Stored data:

^^^^^^^^^^^^^^^^

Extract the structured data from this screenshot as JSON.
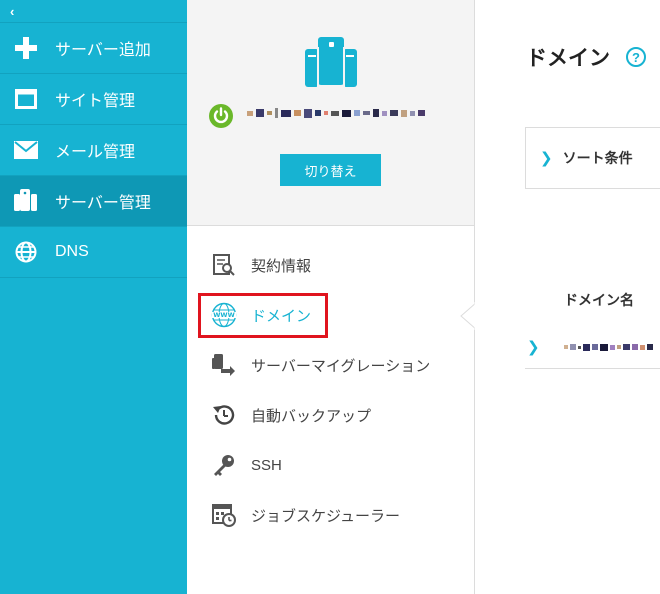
{
  "sidebar": {
    "collapse_glyph": "‹",
    "items": [
      {
        "label": "サーバー追加",
        "icon": "plus-icon"
      },
      {
        "label": "サイト管理",
        "icon": "window-icon"
      },
      {
        "label": "メール管理",
        "icon": "mail-icon"
      },
      {
        "label": "サーバー管理",
        "icon": "server-icon",
        "active": true
      },
      {
        "label": "DNS",
        "icon": "globe-icon"
      }
    ]
  },
  "server_panel": {
    "switch_label": "切り替え",
    "status": "online"
  },
  "menu": {
    "items": [
      {
        "label": "契約情報",
        "icon": "contract-icon"
      },
      {
        "label": "ドメイン",
        "icon": "www-icon",
        "active": true
      },
      {
        "label": "サーバーマイグレーション",
        "icon": "migration-icon"
      },
      {
        "label": "自動バックアップ",
        "icon": "backup-clock-icon"
      },
      {
        "label": "SSH",
        "icon": "key-icon"
      },
      {
        "label": "ジョブスケジューラー",
        "icon": "calendar-clock-icon"
      }
    ]
  },
  "content": {
    "title": "ドメイン",
    "help_glyph": "?",
    "sort_label": "ソート条件",
    "column_header": "ドメイン名",
    "row_chevron": "›"
  },
  "colors": {
    "accent": "#17b3d2",
    "accent_dark": "#0e98b5",
    "highlight": "#e0141e",
    "power": "#6ab82a"
  }
}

^^^^^^^^^^^^^^^^

### [AIM OF THE EXERCISE]
Go through the entries above and pull out each line with "clock" in it.

### [COMPLETE OUTPUT]
        "icon": "backup-clock-icon"
        "icon": "calendar-clock-icon"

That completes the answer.